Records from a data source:
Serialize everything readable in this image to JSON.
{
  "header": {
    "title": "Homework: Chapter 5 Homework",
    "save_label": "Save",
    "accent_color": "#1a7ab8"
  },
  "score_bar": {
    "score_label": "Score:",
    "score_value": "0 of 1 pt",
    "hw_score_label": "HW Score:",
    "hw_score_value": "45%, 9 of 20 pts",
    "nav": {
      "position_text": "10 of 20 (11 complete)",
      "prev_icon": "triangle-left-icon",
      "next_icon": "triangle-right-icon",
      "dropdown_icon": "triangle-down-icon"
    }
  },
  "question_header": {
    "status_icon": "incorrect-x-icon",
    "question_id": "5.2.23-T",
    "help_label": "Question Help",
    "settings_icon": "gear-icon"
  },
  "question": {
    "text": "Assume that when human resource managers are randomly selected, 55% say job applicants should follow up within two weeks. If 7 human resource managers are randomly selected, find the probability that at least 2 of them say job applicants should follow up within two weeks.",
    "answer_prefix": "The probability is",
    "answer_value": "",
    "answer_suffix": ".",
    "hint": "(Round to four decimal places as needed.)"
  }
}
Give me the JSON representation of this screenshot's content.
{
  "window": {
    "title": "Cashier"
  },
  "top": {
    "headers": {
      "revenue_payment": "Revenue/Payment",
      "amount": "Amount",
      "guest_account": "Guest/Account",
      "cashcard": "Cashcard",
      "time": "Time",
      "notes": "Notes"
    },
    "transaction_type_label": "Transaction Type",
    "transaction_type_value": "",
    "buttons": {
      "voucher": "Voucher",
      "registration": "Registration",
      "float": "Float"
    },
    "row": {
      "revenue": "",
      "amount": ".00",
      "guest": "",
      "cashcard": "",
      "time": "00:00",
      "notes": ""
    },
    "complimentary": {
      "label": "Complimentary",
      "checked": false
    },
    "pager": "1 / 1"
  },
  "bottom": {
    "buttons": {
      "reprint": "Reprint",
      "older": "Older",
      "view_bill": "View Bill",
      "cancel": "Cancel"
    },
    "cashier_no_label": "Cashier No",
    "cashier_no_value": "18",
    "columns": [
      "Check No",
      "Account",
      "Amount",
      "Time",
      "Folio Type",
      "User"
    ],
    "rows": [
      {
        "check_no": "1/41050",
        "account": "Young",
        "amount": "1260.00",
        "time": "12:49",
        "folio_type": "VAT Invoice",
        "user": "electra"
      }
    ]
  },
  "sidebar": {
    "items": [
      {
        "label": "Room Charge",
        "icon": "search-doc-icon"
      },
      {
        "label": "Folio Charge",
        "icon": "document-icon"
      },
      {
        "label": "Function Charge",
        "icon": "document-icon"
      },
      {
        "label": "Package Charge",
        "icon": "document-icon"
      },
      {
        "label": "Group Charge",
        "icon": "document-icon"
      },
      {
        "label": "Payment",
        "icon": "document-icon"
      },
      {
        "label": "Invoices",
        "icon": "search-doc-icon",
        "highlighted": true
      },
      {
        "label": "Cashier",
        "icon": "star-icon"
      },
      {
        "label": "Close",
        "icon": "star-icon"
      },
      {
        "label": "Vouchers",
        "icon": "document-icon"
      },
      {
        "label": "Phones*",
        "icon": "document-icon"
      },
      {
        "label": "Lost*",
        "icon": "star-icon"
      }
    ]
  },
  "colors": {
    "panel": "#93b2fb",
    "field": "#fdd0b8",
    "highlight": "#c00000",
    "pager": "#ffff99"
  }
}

> [TASK DIRECTIONS]:
Copy all the entries verbatim.

> [COMPLETED TASK]:
Serialize everything readable in this image to JSON.
{
  "header": {
    "title": "Homework: Chapter 5 Homework",
    "save_label": "Save",
    "accent_color": "#1a7ab8"
  },
  "score_bar": {
    "score_label": "Score:",
    "score_value": "0 of 1 pt",
    "hw_score_label": "HW Score:",
    "hw_score_value": "45%, 9 of 20 pts",
    "nav": {
      "position_text": "10 of 20 (11 complete)",
      "prev_icon": "triangle-left-icon",
      "next_icon": "triangle-right-icon",
      "dropdown_icon": "triangle-down-icon"
    }
  },
  "question_header": {
    "status_icon": "incorrect-x-icon",
    "question_id": "5.2.23-T",
    "help_label": "Question Help",
    "settings_icon": "gear-icon"
  },
  "question": {
    "text": "Assume that when human resource managers are randomly selected, 55% say job applicants should follow up within two weeks. If 7 human resource managers are randomly selected, find the probability that at least 2 of them say job applicants should follow up within two weeks.",
    "answer_prefix": "The probability is",
    "answer_value": "",
    "answer_suffix": ".",
    "hint": "(Round to four decimal places as needed.)"
  }
}
Give me the JSON representation of this screenshot's content.
{
  "window": {
    "title": "Cashier"
  },
  "top": {
    "headers": {
      "revenue_payment": "Revenue/Payment",
      "amount": "Amount",
      "guest_account": "Guest/Account",
      "cashcard": "Cashcard",
      "time": "Time",
      "notes": "Notes"
    },
    "transaction_type_label": "Transaction Type",
    "transaction_type_value": "",
    "buttons": {
      "voucher": "Voucher",
      "registration": "Registration",
      "float": "Float"
    },
    "row": {
      "revenue": "",
      "amount": ".00",
      "guest": "",
      "cashcard": "",
      "time": "00:00",
      "notes": ""
    },
    "complimentary": {
      "label": "Complimentary",
      "checked": false
    },
    "pager": "1 / 1"
  },
  "bottom": {
    "buttons": {
      "reprint": "Reprint",
      "older": "Older",
      "view_bill": "View Bill",
      "cancel": "Cancel"
    },
    "cashier_no_label": "Cashier No",
    "cashier_no_value": "18",
    "columns": [
      "Check No",
      "Account",
      "Amount",
      "Time",
      "Folio Type",
      "User"
    ],
    "rows": [
      {
        "check_no": "1/41050",
        "account": "Young",
        "amount": "1260.00",
        "time": "12:49",
        "folio_type": "VAT Invoice",
        "user": "electra"
      }
    ]
  },
  "sidebar": {
    "items": [
      {
        "label": "Room Charge",
        "icon": "search-doc-icon"
      },
      {
        "label": "Folio Charge",
        "icon": "document-icon"
      },
      {
        "label": "Function Charge",
        "icon": "document-icon"
      },
      {
        "label": "Package Charge",
        "icon": "document-icon"
      },
      {
        "label": "Group Charge",
        "icon": "document-icon"
      },
      {
        "label": "Payment",
        "icon": "document-icon"
      },
      {
        "label": "Invoices",
        "icon": "search-doc-icon",
        "highlighted": true
      },
      {
        "label": "Cashier",
        "icon": "star-icon"
      },
      {
        "label": "Close",
        "icon": "star-icon"
      },
      {
        "label": "Vouchers",
        "icon": "document-icon"
      },
      {
        "label": "Phones*",
        "icon": "document-icon"
      },
      {
        "label": "Lost*",
        "icon": "star-icon"
      }
    ]
  },
  "colors": {
    "panel": "#93b2fb",
    "field": "#fdd0b8",
    "highlight": "#c00000",
    "pager": "#ffff99"
  }
}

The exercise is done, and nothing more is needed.